▶ [The problem]:
Give the data below again exactly as it stands. Omit the pictures.
=-=-=
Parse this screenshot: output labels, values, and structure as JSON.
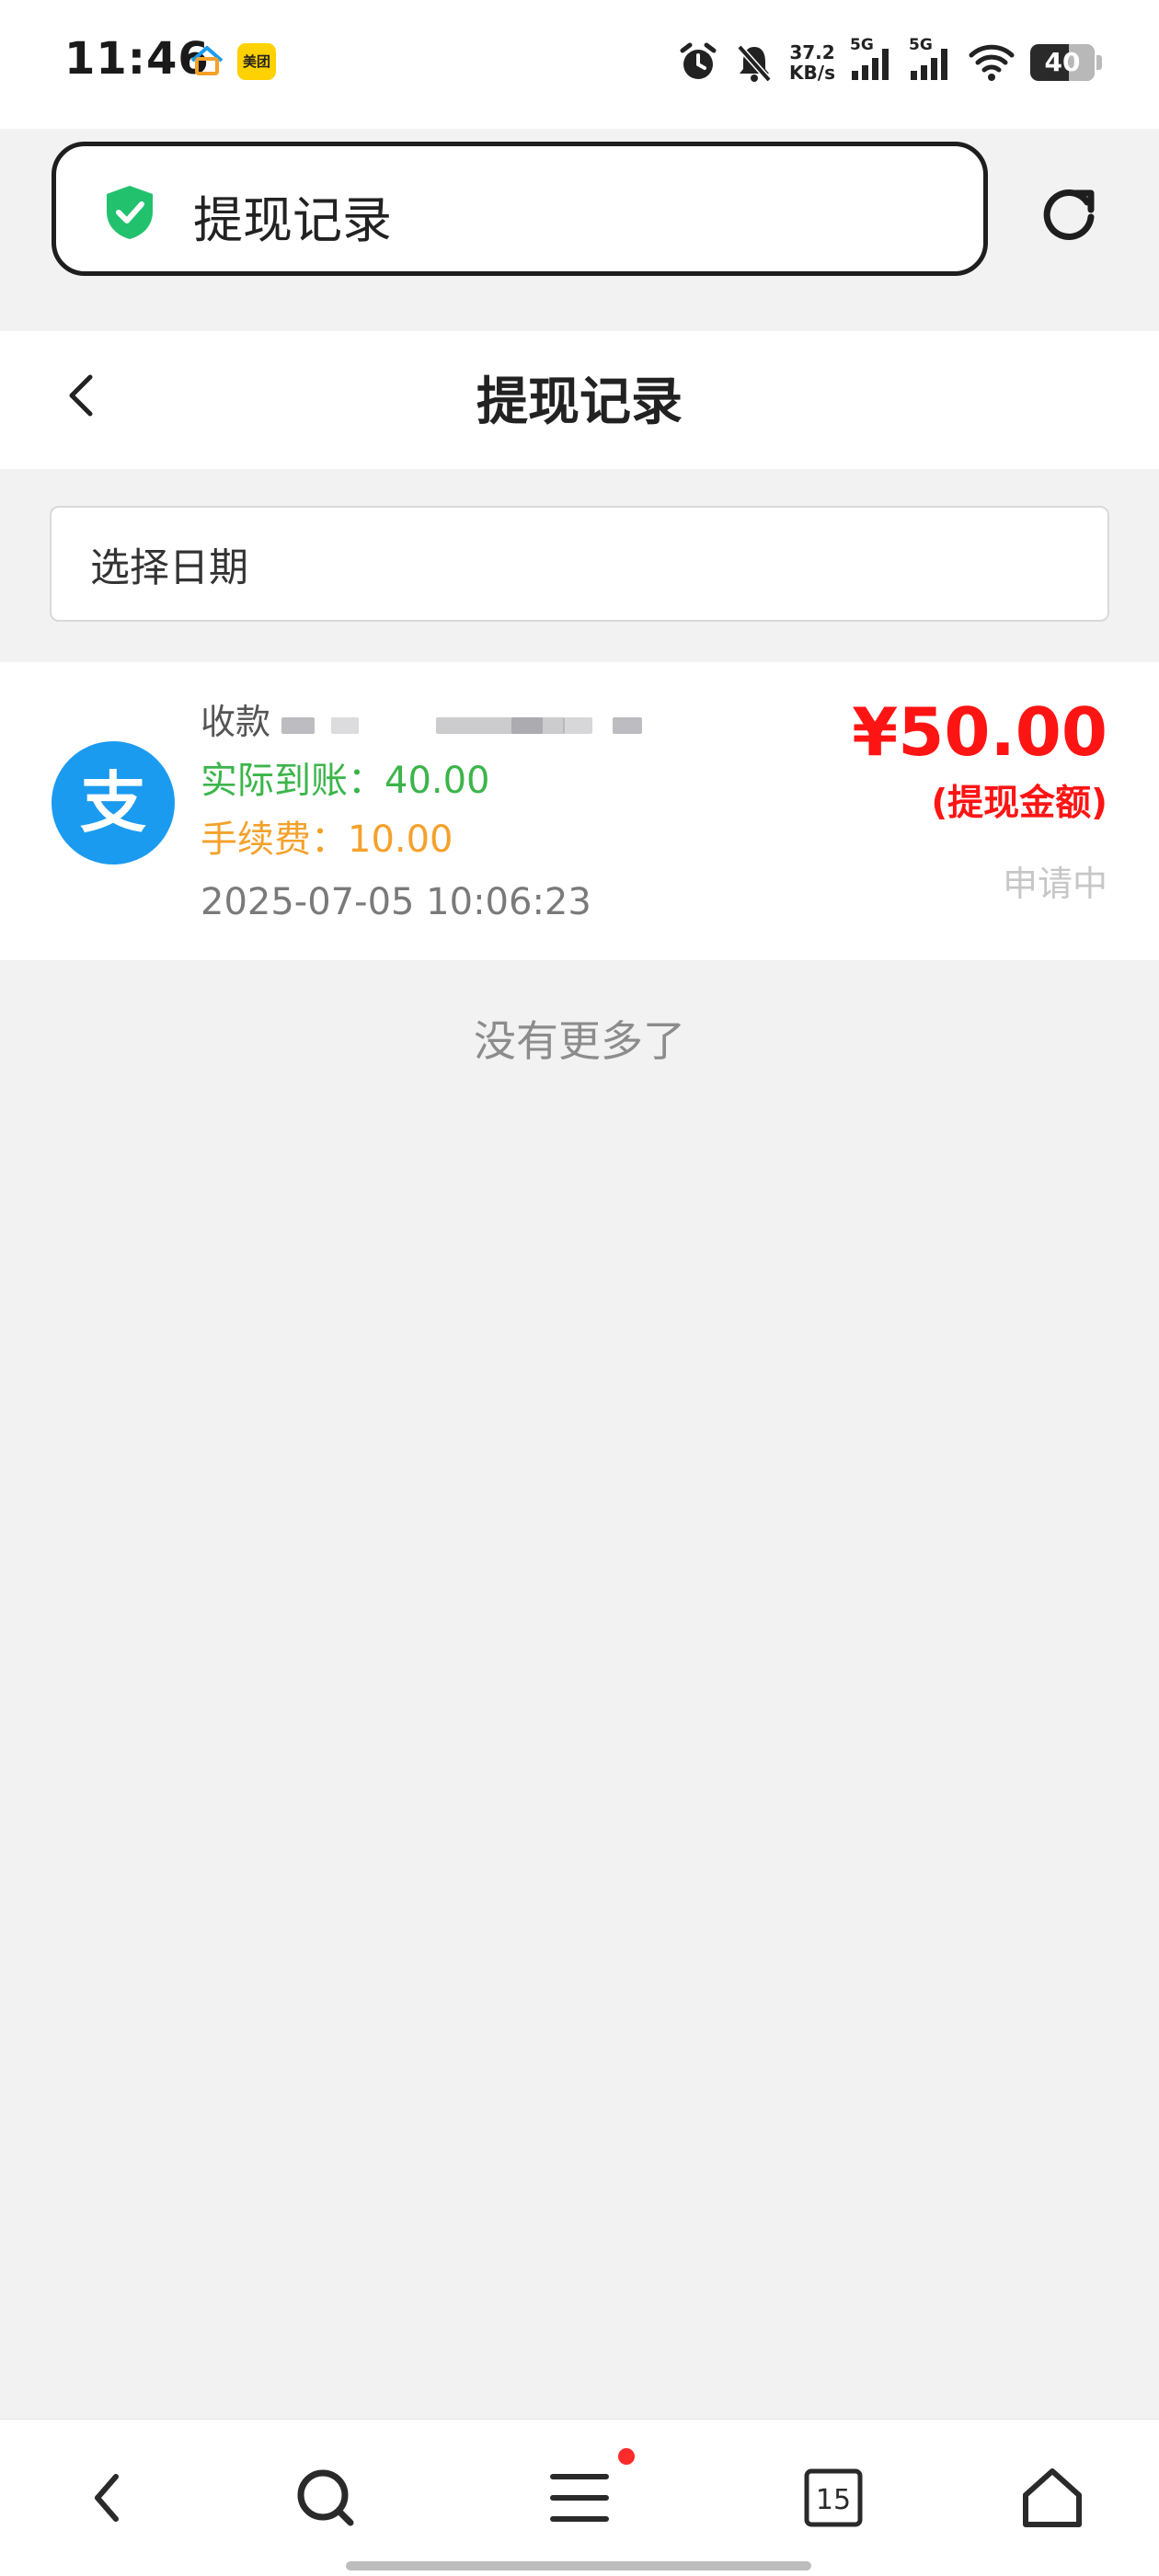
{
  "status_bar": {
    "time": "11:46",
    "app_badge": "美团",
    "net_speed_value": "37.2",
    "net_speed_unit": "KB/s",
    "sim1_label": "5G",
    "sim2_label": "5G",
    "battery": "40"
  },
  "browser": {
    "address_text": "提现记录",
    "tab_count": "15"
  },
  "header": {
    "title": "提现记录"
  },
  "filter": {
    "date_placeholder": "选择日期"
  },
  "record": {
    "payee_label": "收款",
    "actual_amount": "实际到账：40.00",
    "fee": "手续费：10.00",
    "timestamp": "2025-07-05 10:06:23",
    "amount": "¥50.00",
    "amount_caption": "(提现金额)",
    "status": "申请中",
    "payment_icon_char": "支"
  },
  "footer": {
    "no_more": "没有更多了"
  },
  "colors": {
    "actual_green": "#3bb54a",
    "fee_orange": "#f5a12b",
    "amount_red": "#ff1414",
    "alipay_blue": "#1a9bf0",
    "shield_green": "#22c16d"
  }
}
=-=-=
▶ [Full response]:
Parse this screenshot: output labels, values, and structure as JSON.
{
  "status_bar": {
    "time": "11:46",
    "app_badge": "美团",
    "net_speed_value": "37.2",
    "net_speed_unit": "KB/s",
    "sim1_label": "5G",
    "sim2_label": "5G",
    "battery": "40"
  },
  "browser": {
    "address_text": "提现记录",
    "tab_count": "15"
  },
  "header": {
    "title": "提现记录"
  },
  "filter": {
    "date_placeholder": "选择日期"
  },
  "record": {
    "payee_label": "收款",
    "actual_amount": "实际到账：40.00",
    "fee": "手续费：10.00",
    "timestamp": "2025-07-05 10:06:23",
    "amount": "¥50.00",
    "amount_caption": "(提现金额)",
    "status": "申请中",
    "payment_icon_char": "支"
  },
  "footer": {
    "no_more": "没有更多了"
  },
  "colors": {
    "actual_green": "#3bb54a",
    "fee_orange": "#f5a12b",
    "amount_red": "#ff1414",
    "alipay_blue": "#1a9bf0",
    "shield_green": "#22c16d"
  }
}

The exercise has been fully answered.